## Task statement
Copy all the data exactly, except the pictures.

## Record excerpts

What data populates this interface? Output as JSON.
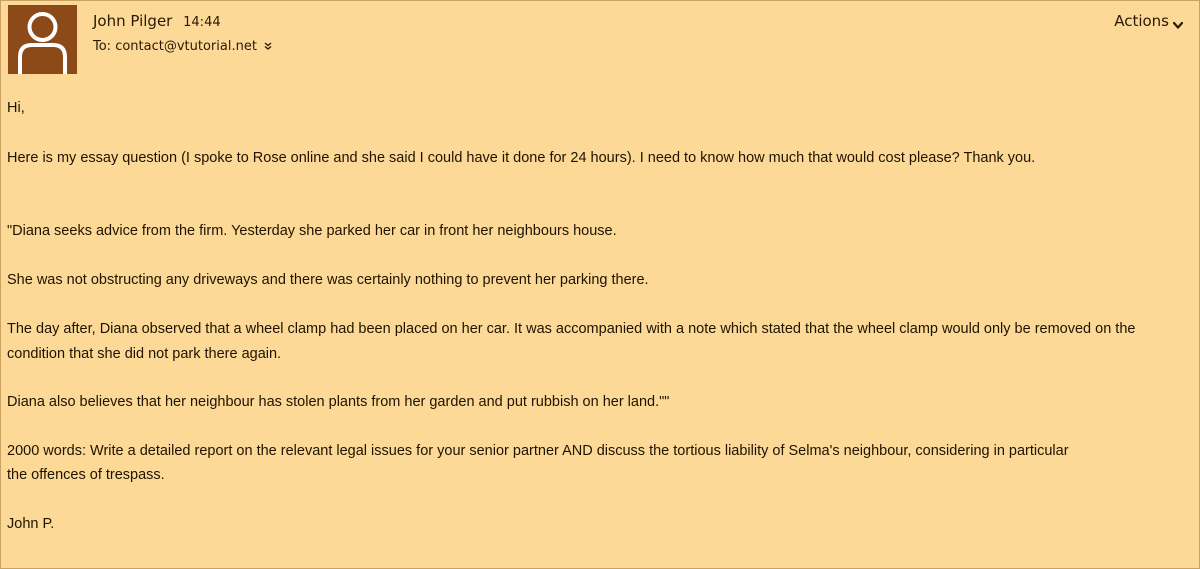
{
  "header": {
    "sender_name": "John Pilger",
    "time": "14:44",
    "to_label": "To: contact@vtutorial.net",
    "expand_icon": "double-chevron-down-icon",
    "actions_label": "Actions",
    "actions_icon": "chevron-down-icon",
    "avatar_icon": "user-silhouette-icon"
  },
  "message": {
    "greeting": "Hi,",
    "intro": "Here is my essay question (I spoke to Rose online and she said I could have it done for 24 hours). I need to know how much that would cost please? Thank you.",
    "p1": "\"Diana seeks advice from the firm. Yesterday she parked her car in front her neighbours house.",
    "p2": "She was not obstructing any driveways and there was certainly nothing to prevent her parking there.",
    "p3": "The day after, Diana observed that a wheel clamp had been placed on her car. It was accompanied with a note which stated that the wheel clamp would only be removed on the condition that she did not park there again.",
    "p4": "Diana also believes that her neighbour has stolen plants from her garden and put rubbish on her land.\"\"",
    "task_line1": "2000 words: Write a detailed report on the relevant legal issues for your senior partner AND discuss the tortious liability of Selma's neighbour, considering in particular",
    "task_line2": "the offences of trespass.",
    "signoff": "John P."
  },
  "colors": {
    "background": "#fcd997",
    "avatar_bg": "#8c4a19",
    "avatar_fg": "#ffffff",
    "text": "#1f1400"
  }
}
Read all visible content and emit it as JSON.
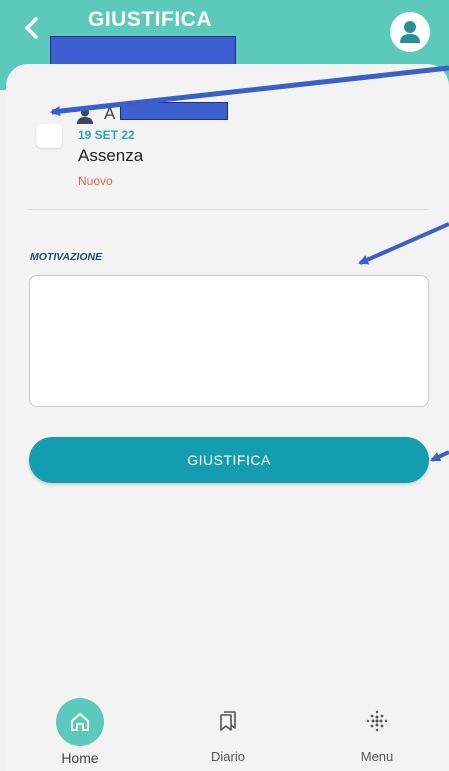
{
  "header": {
    "title": "GIUSTIFICA",
    "back_icon": "chevron-left-icon",
    "profile_icon": "user-avatar-icon"
  },
  "event": {
    "student_name": "A",
    "date": "19 SET 22",
    "type": "Assenza",
    "status": "Nuovo"
  },
  "form": {
    "motivazione_label": "MOTIVAZIONE",
    "motivazione_value": "",
    "submit_label": "GIUSTIFICA"
  },
  "nav": {
    "items": [
      {
        "label": "Home",
        "icon": "home-icon",
        "active": true
      },
      {
        "label": "Diario",
        "icon": "bookmarks-icon",
        "active": false
      },
      {
        "label": "Menu",
        "icon": "dots-grid-icon",
        "active": false
      }
    ]
  },
  "colors": {
    "header_bg": "#5ccabb",
    "button_bg": "#139dae",
    "date_text": "#2aa6b6",
    "status_text": "#e06456",
    "annotation_arrow": "#3a5fc8",
    "redaction": "#3d5fcf"
  }
}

## Answer to the problem
What data populates this interface? Output as JSON.
{
  "header": {
    "sender_name": "John Pilger",
    "time": "14:44",
    "to_label": "To: contact@vtutorial.net",
    "expand_icon": "double-chevron-down-icon",
    "actions_label": "Actions",
    "actions_icon": "chevron-down-icon",
    "avatar_icon": "user-silhouette-icon"
  },
  "message": {
    "greeting": "Hi,",
    "intro": "Here is my essay question (I spoke to Rose online and she said I could have it done for 24 hours). I need to know how much that would cost please? Thank you.",
    "p1": "\"Diana seeks advice from the firm. Yesterday she parked her car in front her neighbours house.",
    "p2": "She was not obstructing any driveways and there was certainly nothing to prevent her parking there.",
    "p3": "The day after, Diana observed that a wheel clamp had been placed on her car. It was accompanied with a note which stated that the wheel clamp would only be removed on the condition that she did not park there again.",
    "p4": "Diana also believes that her neighbour has stolen plants from her garden and put rubbish on her land.\"\"",
    "task_line1": "2000 words: Write a detailed report on the relevant legal issues for your senior partner AND discuss the tortious liability of Selma's neighbour, considering in particular",
    "task_line2": "the offences of trespass.",
    "signoff": "John P."
  },
  "colors": {
    "background": "#fcd997",
    "avatar_bg": "#8c4a19",
    "avatar_fg": "#ffffff",
    "text": "#1f1400"
  }
}
Read all visible content and emit it as JSON.
{
  "header": {
    "title": "GIUSTIFICA",
    "back_icon": "chevron-left-icon",
    "profile_icon": "user-avatar-icon"
  },
  "event": {
    "student_name": "A",
    "date": "19 SET 22",
    "type": "Assenza",
    "status": "Nuovo"
  },
  "form": {
    "motivazione_label": "MOTIVAZIONE",
    "motivazione_value": "",
    "submit_label": "GIUSTIFICA"
  },
  "nav": {
    "items": [
      {
        "label": "Home",
        "icon": "home-icon",
        "active": true
      },
      {
        "label": "Diario",
        "icon": "bookmarks-icon",
        "active": false
      },
      {
        "label": "Menu",
        "icon": "dots-grid-icon",
        "active": false
      }
    ]
  },
  "colors": {
    "header_bg": "#5ccabb",
    "button_bg": "#139dae",
    "date_text": "#2aa6b6",
    "status_text": "#e06456",
    "annotation_arrow": "#3a5fc8",
    "redaction": "#3d5fcf"
  }
}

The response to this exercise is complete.